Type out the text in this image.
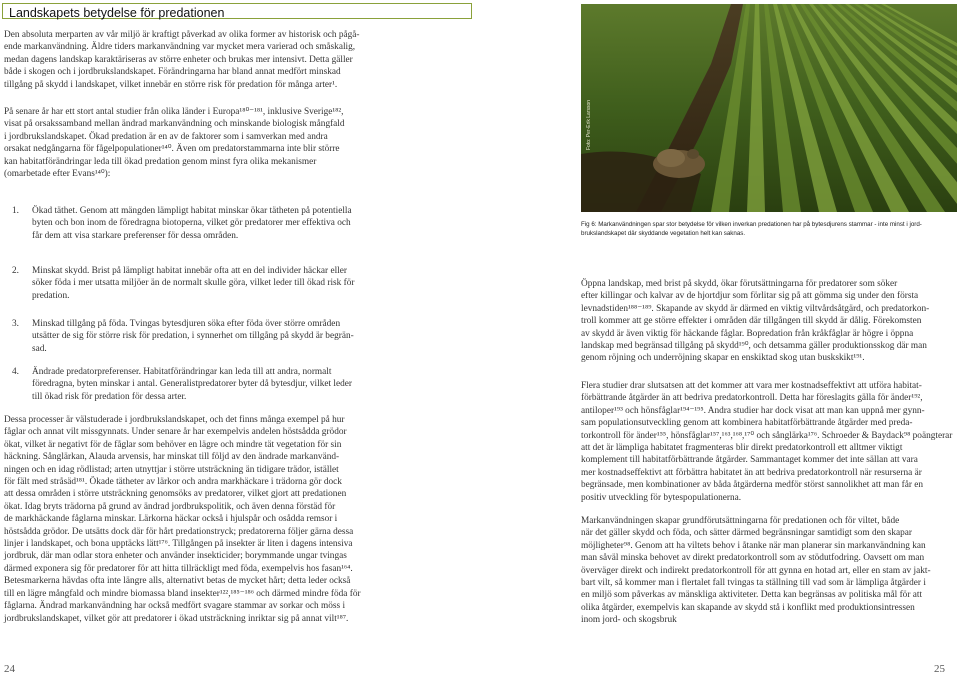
Landskapets betydelse för predationen
Den absoluta merparten av vår miljö är kraftigt påverkad av olika former av historisk och pågå-
ende markanvändning. Äldre tiders markanvändning var mycket mera varierad och småskalig,
medan dagens landskap karaktäriseras av större enheter och brukas mer intensivt. Detta gäller
både i skogen och i jordbrukslandskapet. Förändringarna har bland annat medfört minskad
tillgång på skydd i landskapet, vilket innebär en större risk för predation för många arter¹.
På senare år har ett stort antal studier från olika länder i Europa¹⁸⁰⁻¹⁸¹, inklusive Sverige¹⁸²,
visat på orsakssamband mellan ändrad markanvändning och minskande biologisk mångfald
i jordbrukslandskapet. Ökad predation är en av de faktorer som i samverkan med andra
orsakat nedgångarna för fågelpopulationer¹⁴⁰. Även om predatorstammarna inte blir större
kan habitatförändringar leda till ökad predation genom minst fyra olika mekanismer
(omarbetade efter Evans¹⁴⁰):
1. Ökad täthet. Genom att mängden lämpligt habitat minskar ökar tätheten på potentiella
byten och bon inom de föredragna biotoperna, vilket gör predatorer mer effektiva och
får dem att visa starkare preferenser för dessa områden.
2. Minskat skydd. Brist på lämpligt habitat innebär ofta att en del individer häckar eller
söker föda i mer utsatta miljöer än de normalt skulle göra, vilket leder till ökad risk för
predation.
3. Minskad tillgång på föda. Tvingas bytesdjuren söka efter föda över större områden
utsätter de sig för större risk för predation, i synnerhet om tillgång på skydd är begrän-
sad.
4. Ändrade predatorpreferenser. Habitatförändringar kan leda till att andra, normalt
föredragna, byten minskar i antal. Generalistpredatorer byter då bytesdjur, vilket leder
till ökad risk för predation för dessa arter.
Dessa processer är välstuderade i jordbrukslandskapet, och det finns många exempel på hur
fåglar och annat vilt missgynnats. Under senare år har exempelvis andelen höstsådda grödor
ökat, vilket är negativt för de fåglar som behöver en lägre och mindre tät vegetation för sin
häckning. Sånglärkan, Alauda arvensis, har minskat till följd av den ändrade markanvänd-
ningen och en idag rödlistad; arten utnyttjar i större utsträckning än tidigare trädor, istället
för fält med stråsäd¹⁸¹. Ökade tätheter av lärkor och andra markhäckare i trädorna gör dock
att dessa områden i större utsträckning genomsöks av predatorer, vilket gjort att predationen
ökat. Idag bryts trädorna på grund av ändrad jordbrukspolitik, och även denna förstäd för
de markhäckande fåglarna minskar. Lärkorna häckar också i hjulspår och osådda remsor i
höstsådda grödor. De utsätts dock där för hårt predationstryck; predatorerna följer gärna dessa
linjer i landskapet, och bona upptäcks lätt¹⁷⁶. Tillgången på insekter är liten i dagens intensiva
jordbruk, där man odlar stora enheter och använder insekticider; borymmande ungar tvingas
därmed exponera sig för predatorer för att hitta tillräckligt med föda, exempelvis hos fasan¹⁶⁴.
Betesmarkerna hävdas ofta inte längre alls, alternativt betas de mycket hårt; detta leder också
till en lägre mångfald och mindre biomassa bland insekter¹²²,¹⁸⁵⁻¹⁸⁶ och därmed mindre föda för
fåglarna. Ändrad markanvändning har också medfört svagare stammar av sorkar och möss i
jordbrukslandskapet, vilket gör att predatorer i ökad utsträckning inriktar sig på annat vilt¹⁸⁷.
24
Foto: Per-Erik Larsson
Fig 6: Markanvändningen spar stor betydelse för vilken inverkan predationen har på bytesdjurens stammar - inte minst i jord-
brukslandskapet där skyddande vegetation helt kan saknas.
Öppna landskap, med brist på skydd, ökar förutsättningarna för predatorer som söker
efter killingar och kalvar av de hjortdjur som förlitar sig på att gömma sig under den första
levnadstiden¹⁸⁸⁻¹⁸⁹. Skapande av skydd är därmed en viktig viltvårdsåtgärd, och predatorkon-
troll kommer att ge större effekter i områden där tillgången till skydd är dålig. Förekomsten
av skydd är även viktig för häckande fåglar. Bopredation från kråkfåglar är högre i öppna
landskap med begränsad tillgång på skydd¹⁹⁰, och detsamma gäller produktionsskog där man
genom röjning och underröjning skapar en enskiktad skog utan buskskikt¹⁹¹.
Flera studier drar slutsatsen att det kommer att vara mer kostnadseffektivt att utföra habitat-
förbättrande åtgärder än att bedriva predatorkontroll. Detta har föreslagits gälla för änder¹⁹²,
antiloper¹⁹³ och hönsfåglar¹⁹⁴⁻¹⁹⁵. Andra studier har dock visat att man kan uppnå mer gynn-
sam populationsutveckling genom att kombinera habitatförbättrande åtgärder med preda-
torkontroll för änder¹⁵⁵, hönsfåglar¹⁵⁷,¹⁶³,¹⁶⁸,¹⁷⁰ och sånglärka¹⁷⁶. Schroeder & Baydack⁹⁸ poängterar
att det är lämpliga habitatet fragmenteras blir direkt predatorkontroll ett alltmer viktigt
komplement till habitatförbättrande åtgärder. Sammantaget kommer det inte sällan att vara
mer kostnadseffektivt att förbättra habitatet än att bedriva predatorkontroll när resurserna är
begränsade, men kombinationer av båda åtgärderna medför störst sannolikhet att man får en
positiv utveckling för bytespopulationerna.
Markanvändningen skapar grundförutsättningarna för predationen och för viltet, både
när det gäller skydd och föda, och sätter därmed begränsningar samtidigt som den skapar
möjligheter⁹⁸. Genom att ha viltets behov i åtanke när man planerar sin markanvändning kan
man såväl minska behovet av direkt predatorkontroll som av stödutfodring. Oavsett om man
överväger direkt och indirekt predatorkontroll för att gynna en hotad art, eller en stam av jakt-
bart vilt, så kommer man i flertalet fall tvingas ta ställning till vad som är lämpliga åtgärder i
en miljö som påverkas av mänskliga aktiviteter. Detta kan begränsas av politiska mål för att
olika åtgärder, exempelvis kan skapande av skydd stå i konflikt med produktionsintressen
inom jord- och skogsbruk
25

————

■ ASSIGNMENT
Omitting the images, copy the listing exactly.

■ THE COMPLETED TASK
Type out the text in this image.
Landskapets betydelse för predationen
Den absoluta merparten av vår miljö är kraftigt påverkad av olika former av historisk och pågå-
ende markanvändning. Äldre tiders markanvändning var mycket mera varierad och småskalig,
medan dagens landskap karaktäriseras av större enheter och brukas mer intensivt. Detta gäller
både i skogen och i jordbrukslandskapet. Förändringarna har bland annat medfört minskad
tillgång på skydd i landskapet, vilket innebär en större risk för predation för många arter¹.
På senare år har ett stort antal studier från olika länder i Europa¹⁸⁰⁻¹⁸¹, inklusive Sverige¹⁸²,
visat på orsakssamband mellan ändrad markanvändning och minskande biologisk mångfald
i jordbrukslandskapet. Ökad predation är en av de faktorer som i samverkan med andra
orsakat nedgångarna för fågelpopulationer¹⁴⁰. Även om predatorstammarna inte blir större
kan habitatförändringar leda till ökad predation genom minst fyra olika mekanismer
(omarbetade efter Evans¹⁴⁰):
1. Ökad täthet. Genom att mängden lämpligt habitat minskar ökar tätheten på potentiella
byten och bon inom de föredragna biotoperna, vilket gör predatorer mer effektiva och
får dem att visa starkare preferenser för dessa områden.
2. Minskat skydd. Brist på lämpligt habitat innebär ofta att en del individer häckar eller
söker föda i mer utsatta miljöer än de normalt skulle göra, vilket leder till ökad risk för
predation.
3. Minskad tillgång på föda. Tvingas bytesdjuren söka efter föda över större områden
utsätter de sig för större risk för predation, i synnerhet om tillgång på skydd är begrän-
sad.
4. Ändrade predatorpreferenser. Habitatförändringar kan leda till att andra, normalt
föredragna, byten minskar i antal. Generalistpredatorer byter då bytesdjur, vilket leder
till ökad risk för predation för dessa arter.
Dessa processer är välstuderade i jordbrukslandskapet, och det finns många exempel på hur
fåglar och annat vilt missgynnats. Under senare år har exempelvis andelen höstsådda grödor
ökat, vilket är negativt för de fåglar som behöver en lägre och mindre tät vegetation för sin
häckning. Sånglärkan, Alauda arvensis, har minskat till följd av den ändrade markanvänd-
ningen och en idag rödlistad; arten utnyttjar i större utsträckning än tidigare trädor, istället
för fält med stråsäd¹⁸¹. Ökade tätheter av lärkor och andra markhäckare i trädorna gör dock
att dessa områden i större utsträckning genomsöks av predatorer, vilket gjort att predationen
ökat. Idag bryts trädorna på grund av ändrad jordbrukspolitik, och även denna förstäd för
de markhäckande fåglarna minskar. Lärkorna häckar också i hjulspår och osådda remsor i
höstsådda grödor. De utsätts dock där för hårt predationstryck; predatorerna följer gärna dessa
linjer i landskapet, och bona upptäcks lätt¹⁷⁶. Tillgången på insekter är liten i dagens intensiva
jordbruk, där man odlar stora enheter och använder insekticider; borymmande ungar tvingas
därmed exponera sig för predatorer för att hitta tillräckligt med föda, exempelvis hos fasan¹⁶⁴.
Betesmarkerna hävdas ofta inte längre alls, alternativt betas de mycket hårt; detta leder också
till en lägre mångfald och mindre biomassa bland insekter¹²²,¹⁸⁵⁻¹⁸⁶ och därmed mindre föda för
fåglarna. Ändrad markanvändning har också medfört svagare stammar av sorkar och möss i
jordbrukslandskapet, vilket gör att predatorer i ökad utsträckning inriktar sig på annat vilt¹⁸⁷.
24
Foto: Per-Erik Larsson
Fig 6: Markanvändningen spar stor betydelse för vilken inverkan predationen har på bytesdjurens stammar - inte minst i jord-
brukslandskapet där skyddande vegetation helt kan saknas.
Öppna landskap, med brist på skydd, ökar förutsättningarna för predatorer som söker
efter killingar och kalvar av de hjortdjur som förlitar sig på att gömma sig under den första
levnadstiden¹⁸⁸⁻¹⁸⁹. Skapande av skydd är därmed en viktig viltvårdsåtgärd, och predatorkon-
troll kommer att ge större effekter i områden där tillgången till skydd är dålig. Förekomsten
av skydd är även viktig för häckande fåglar. Bopredation från kråkfåglar är högre i öppna
landskap med begränsad tillgång på skydd¹⁹⁰, och detsamma gäller produktionsskog där man
genom röjning och underröjning skapar en enskiktad skog utan buskskikt¹⁹¹.
Flera studier drar slutsatsen att det kommer att vara mer kostnadseffektivt att utföra habitat-
förbättrande åtgärder än att bedriva predatorkontroll. Detta har föreslagits gälla för änder¹⁹²,
antiloper¹⁹³ och hönsfåglar¹⁹⁴⁻¹⁹⁵. Andra studier har dock visat att man kan uppnå mer gynn-
sam populationsutveckling genom att kombinera habitatförbättrande åtgärder med preda-
torkontroll för änder¹⁵⁵, hönsfåglar¹⁵⁷,¹⁶³,¹⁶⁸,¹⁷⁰ och sånglärka¹⁷⁶. Schroeder & Baydack⁹⁸ poängterar
att det är lämpliga habitatet fragmenteras blir direkt predatorkontroll ett alltmer viktigt
komplement till habitatförbättrande åtgärder. Sammantaget kommer det inte sällan att vara
mer kostnadseffektivt att förbättra habitatet än att bedriva predatorkontroll när resurserna är
begränsade, men kombinationer av båda åtgärderna medför störst sannolikhet att man får en
positiv utveckling för bytespopulationerna.
Markanvändningen skapar grundförutsättningarna för predationen och för viltet, både
när det gäller skydd och föda, och sätter därmed begränsningar samtidigt som den skapar
möjligheter⁹⁸. Genom att ha viltets behov i åtanke när man planerar sin markanvändning kan
man såväl minska behovet av direkt predatorkontroll som av stödutfodring. Oavsett om man
överväger direkt och indirekt predatorkontroll för att gynna en hotad art, eller en stam av jakt-
bart vilt, så kommer man i flertalet fall tvingas ta ställning till vad som är lämpliga åtgärder i
en miljö som påverkas av mänskliga aktiviteter. Detta kan begränsas av politiska mål för att
olika åtgärder, exempelvis kan skapande av skydd stå i konflikt med produktionsintressen
inom jord- och skogsbruk
25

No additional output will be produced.